# Work instructions
Pictures do not belong in your copy. Repeat all the other data exactly.

>> Start

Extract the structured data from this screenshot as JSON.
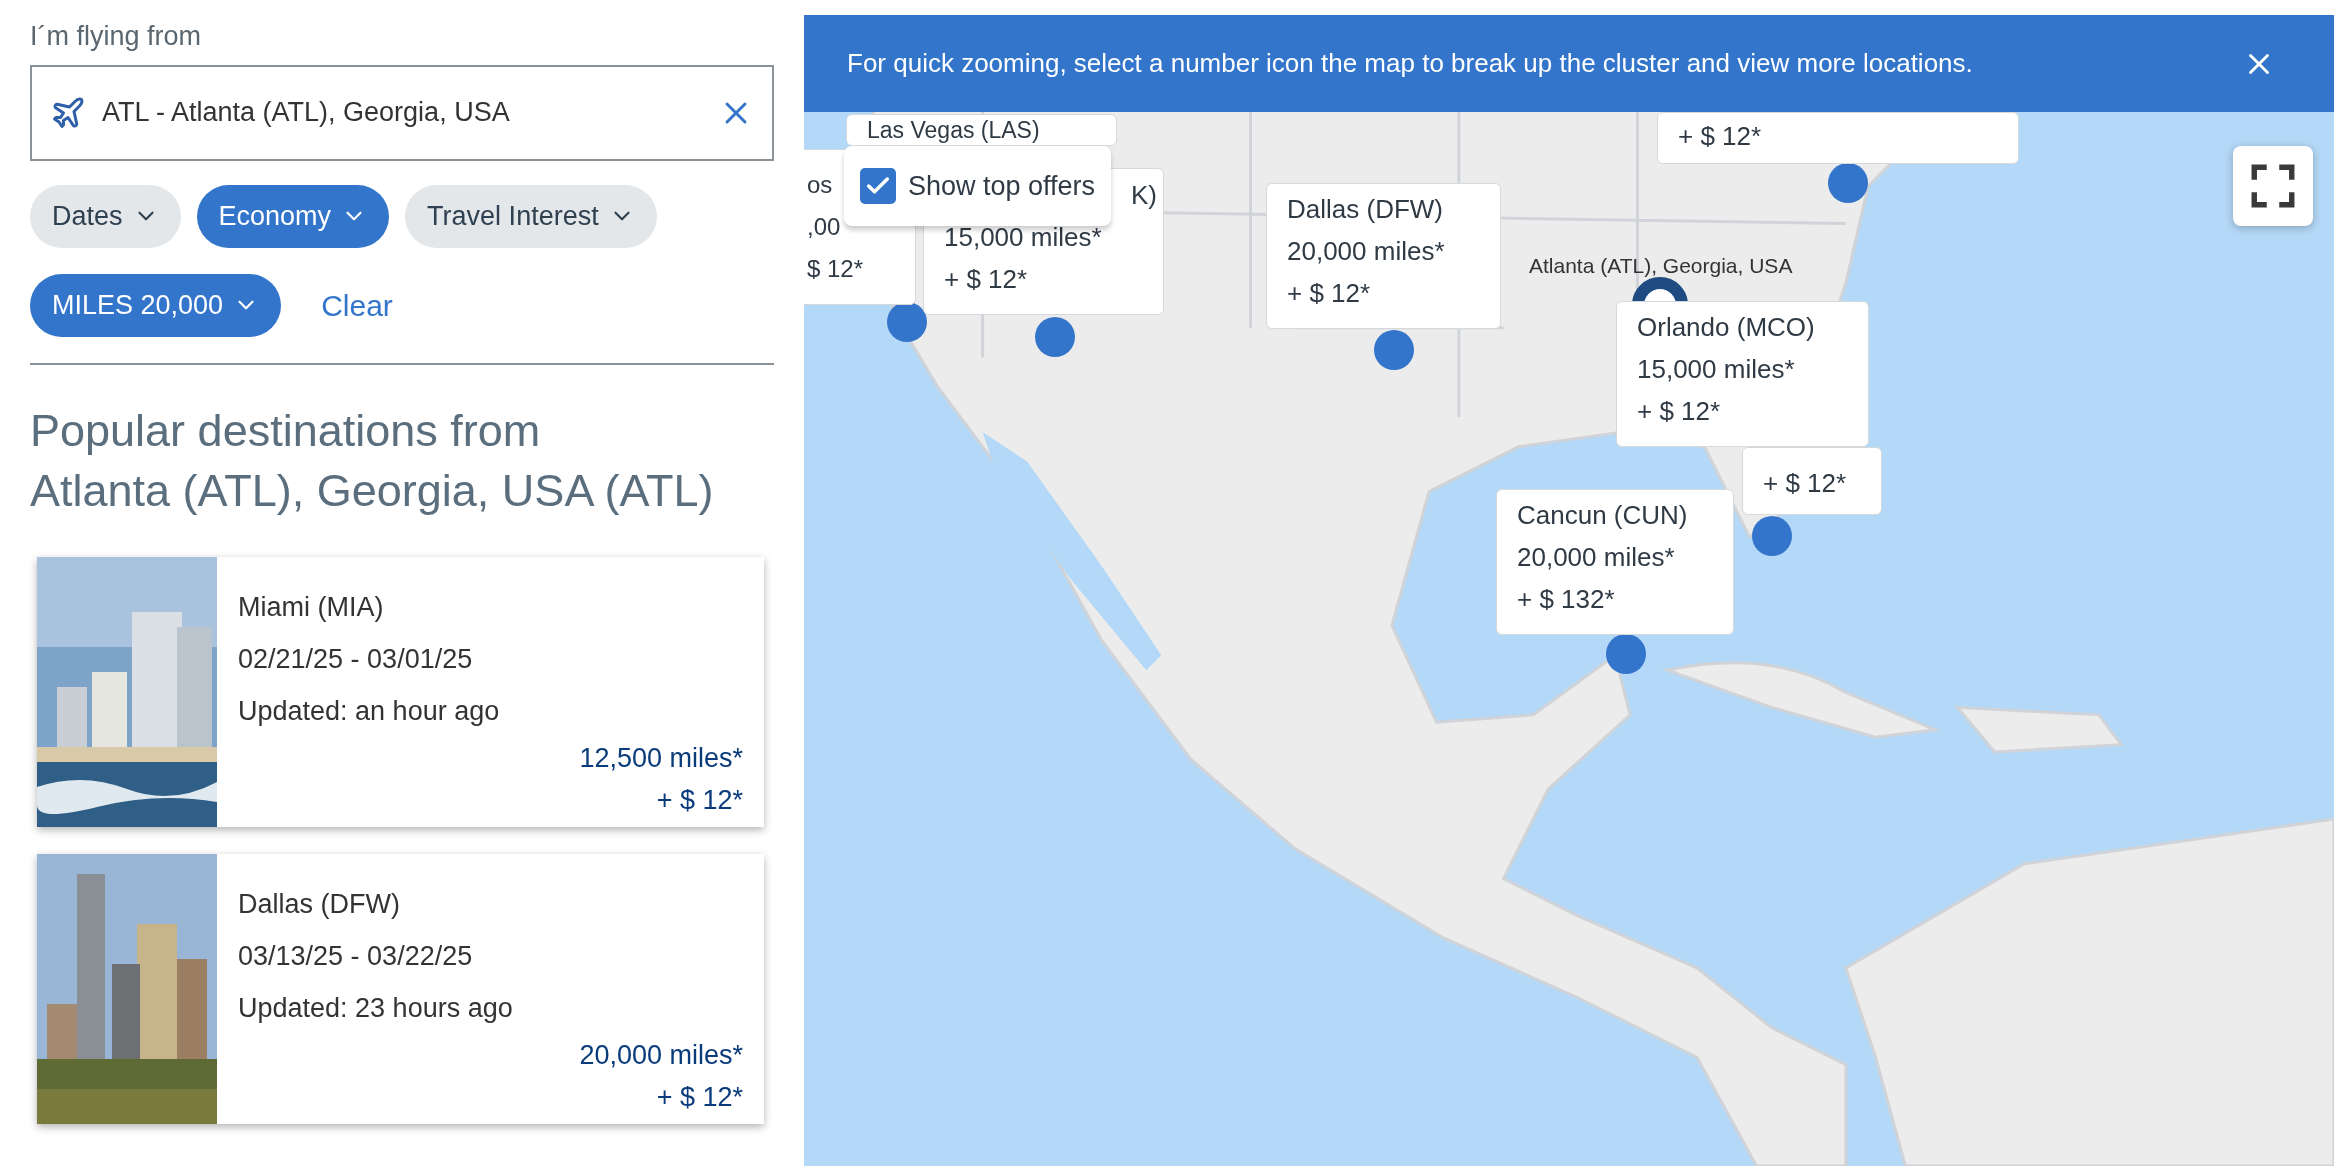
{
  "origin": {
    "label": "I´m flying from",
    "value": "ATL - Atlanta (ATL), Georgia, USA"
  },
  "filters": [
    {
      "kind": "dropdown",
      "label": "Dates",
      "selected": false
    },
    {
      "kind": "dropdown",
      "label": "Economy",
      "selected": true
    },
    {
      "kind": "dropdown",
      "label": "Travel Interest",
      "selected": false
    },
    {
      "kind": "dropdown",
      "label": "MILES 20,000",
      "selected": true
    },
    {
      "kind": "link",
      "label": "Clear"
    }
  ],
  "heading": [
    "Popular destinations from",
    "Atlanta (ATL), Georgia, USA (ATL)"
  ],
  "destinations": [
    {
      "name": "Miami (MIA)",
      "dates": "02/21/25 - 03/01/25",
      "updated": "Updated: an hour ago",
      "miles": "12,500 miles*",
      "fare": "+ $ 12*"
    },
    {
      "name": "Dallas (DFW)",
      "dates": "03/13/25 - 03/22/25",
      "updated": "Updated: 23 hours ago",
      "miles": "20,000 miles*",
      "fare": "+ $ 12*"
    }
  ],
  "map": {
    "banner": "For quick zooming, select a number icon the map to break up the cluster and view more locations.",
    "top_offers": {
      "label": "Show top offers",
      "checked": true
    },
    "origin_label": "Atlanta (ATL), Georgia, USA",
    "offer_cards": [
      {
        "lines": [
          "os",
          ",00",
          "$ 12*"
        ]
      },
      {
        "lines": [
          "Las Vegas (LAS)"
        ]
      },
      {
        "lines": [
          "K)",
          "15,000 miles*",
          "+ $ 12*"
        ]
      },
      {
        "lines": [
          "Dallas (DFW)",
          "20,000 miles*",
          "+ $ 12*"
        ]
      },
      {
        "lines": [
          "+ $ 12*"
        ]
      },
      {
        "lines": [
          "+ $ 12*"
        ]
      },
      {
        "lines": [
          "Orlando (MCO)",
          "15,000 miles*",
          "+ $ 12*"
        ]
      },
      {
        "lines": [
          "Cancun (CUN)",
          "20,000 miles*",
          "+ $ 132*"
        ]
      }
    ]
  }
}
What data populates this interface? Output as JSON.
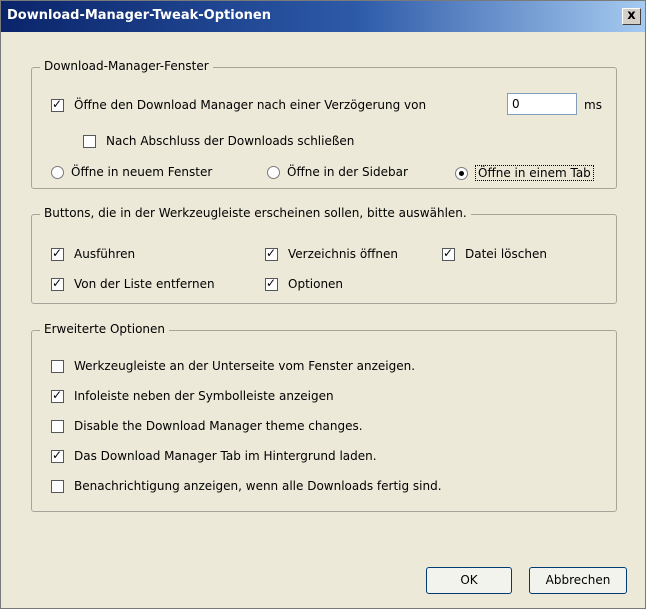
{
  "window": {
    "title": "Download-Manager-Tweak-Optionen",
    "close_label": "x"
  },
  "group1": {
    "legend": "Download-Manager-Fenster",
    "delay_checkbox": {
      "label": "Öffne den Download Manager nach einer Verzögerung von",
      "checked": true
    },
    "delay_value": "0",
    "delay_unit": "ms",
    "close_after_checkbox": {
      "label": "Nach Abschluss der Downloads schließen",
      "checked": false
    },
    "radios": [
      {
        "label": "Öffne in neuem Fenster",
        "checked": false
      },
      {
        "label": "Öffne in der Sidebar",
        "checked": false
      },
      {
        "label": "Öffne in einem Tab",
        "checked": true
      }
    ]
  },
  "group2": {
    "legend": "Buttons, die in der Werkzeugleiste erscheinen sollen, bitte auswählen.",
    "checkboxes": [
      {
        "label": "Ausführen",
        "checked": true
      },
      {
        "label": "Verzeichnis öffnen",
        "checked": true
      },
      {
        "label": "Datei löschen",
        "checked": true
      },
      {
        "label": "Von der Liste entfernen",
        "checked": true
      },
      {
        "label": "Optionen",
        "checked": true
      }
    ]
  },
  "group3": {
    "legend": "Erweiterte Optionen",
    "checkboxes": [
      {
        "label": "Werkzeugleiste an der Unterseite vom Fenster anzeigen.",
        "checked": false
      },
      {
        "label": "Infoleiste neben der Symbolleiste anzeigen",
        "checked": true
      },
      {
        "label": "Disable the Download Manager theme changes.",
        "checked": false
      },
      {
        "label": "Das Download Manager Tab im Hintergrund laden.",
        "checked": true
      },
      {
        "label": "Benachrichtigung anzeigen, wenn alle Downloads fertig sind.",
        "checked": false
      }
    ]
  },
  "buttons": {
    "ok_label": "OK",
    "cancel_label": "Abbrechen"
  }
}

>> End

# Answer to this problem
Extract the structured data from this screenshot as JSON.
{
  "origin": {
    "label": "I´m flying from",
    "value": "ATL - Atlanta (ATL), Georgia, USA"
  },
  "filters": [
    {
      "kind": "dropdown",
      "label": "Dates",
      "selected": false
    },
    {
      "kind": "dropdown",
      "label": "Economy",
      "selected": true
    },
    {
      "kind": "dropdown",
      "label": "Travel Interest",
      "selected": false
    },
    {
      "kind": "dropdown",
      "label": "MILES 20,000",
      "selected": true
    },
    {
      "kind": "link",
      "label": "Clear"
    }
  ],
  "heading": [
    "Popular destinations from",
    "Atlanta (ATL), Georgia, USA (ATL)"
  ],
  "destinations": [
    {
      "name": "Miami (MIA)",
      "dates": "02/21/25 - 03/01/25",
      "updated": "Updated: an hour ago",
      "miles": "12,500 miles*",
      "fare": "+ $ 12*"
    },
    {
      "name": "Dallas (DFW)",
      "dates": "03/13/25 - 03/22/25",
      "updated": "Updated: 23 hours ago",
      "miles": "20,000 miles*",
      "fare": "+ $ 12*"
    }
  ],
  "map": {
    "banner": "For quick zooming, select a number icon the map to break up the cluster and view more locations.",
    "top_offers": {
      "label": "Show top offers",
      "checked": true
    },
    "origin_label": "Atlanta (ATL), Georgia, USA",
    "offer_cards": [
      {
        "lines": [
          "os",
          ",00",
          "$ 12*"
        ]
      },
      {
        "lines": [
          "Las Vegas (LAS)"
        ]
      },
      {
        "lines": [
          "K)",
          "15,000 miles*",
          "+ $ 12*"
        ]
      },
      {
        "lines": [
          "Dallas (DFW)",
          "20,000 miles*",
          "+ $ 12*"
        ]
      },
      {
        "lines": [
          "+ $ 12*"
        ]
      },
      {
        "lines": [
          "+ $ 12*"
        ]
      },
      {
        "lines": [
          "Orlando (MCO)",
          "15,000 miles*",
          "+ $ 12*"
        ]
      },
      {
        "lines": [
          "Cancun (CUN)",
          "20,000 miles*",
          "+ $ 132*"
        ]
      }
    ]
  }
}
What data populates this interface? Output as JSON.
{
  "window": {
    "title": "Download-Manager-Tweak-Optionen",
    "close_label": "x"
  },
  "group1": {
    "legend": "Download-Manager-Fenster",
    "delay_checkbox": {
      "label": "Öffne den Download Manager nach einer Verzögerung von",
      "checked": true
    },
    "delay_value": "0",
    "delay_unit": "ms",
    "close_after_checkbox": {
      "label": "Nach Abschluss der Downloads schließen",
      "checked": false
    },
    "radios": [
      {
        "label": "Öffne in neuem Fenster",
        "checked": false
      },
      {
        "label": "Öffne in der Sidebar",
        "checked": false
      },
      {
        "label": "Öffne in einem Tab",
        "checked": true
      }
    ]
  },
  "group2": {
    "legend": "Buttons, die in der Werkzeugleiste erscheinen sollen, bitte auswählen.",
    "checkboxes": [
      {
        "label": "Ausführen",
        "checked": true
      },
      {
        "label": "Verzeichnis öffnen",
        "checked": true
      },
      {
        "label": "Datei löschen",
        "checked": true
      },
      {
        "label": "Von der Liste entfernen",
        "checked": true
      },
      {
        "label": "Optionen",
        "checked": true
      }
    ]
  },
  "group3": {
    "legend": "Erweiterte Optionen",
    "checkboxes": [
      {
        "label": "Werkzeugleiste an der Unterseite vom Fenster anzeigen.",
        "checked": false
      },
      {
        "label": "Infoleiste neben der Symbolleiste anzeigen",
        "checked": true
      },
      {
        "label": "Disable the Download Manager theme changes.",
        "checked": false
      },
      {
        "label": "Das Download Manager Tab im Hintergrund laden.",
        "checked": true
      },
      {
        "label": "Benachrichtigung anzeigen, wenn alle Downloads fertig sind.",
        "checked": false
      }
    ]
  },
  "buttons": {
    "ok_label": "OK",
    "cancel_label": "Abbrechen"
  }
}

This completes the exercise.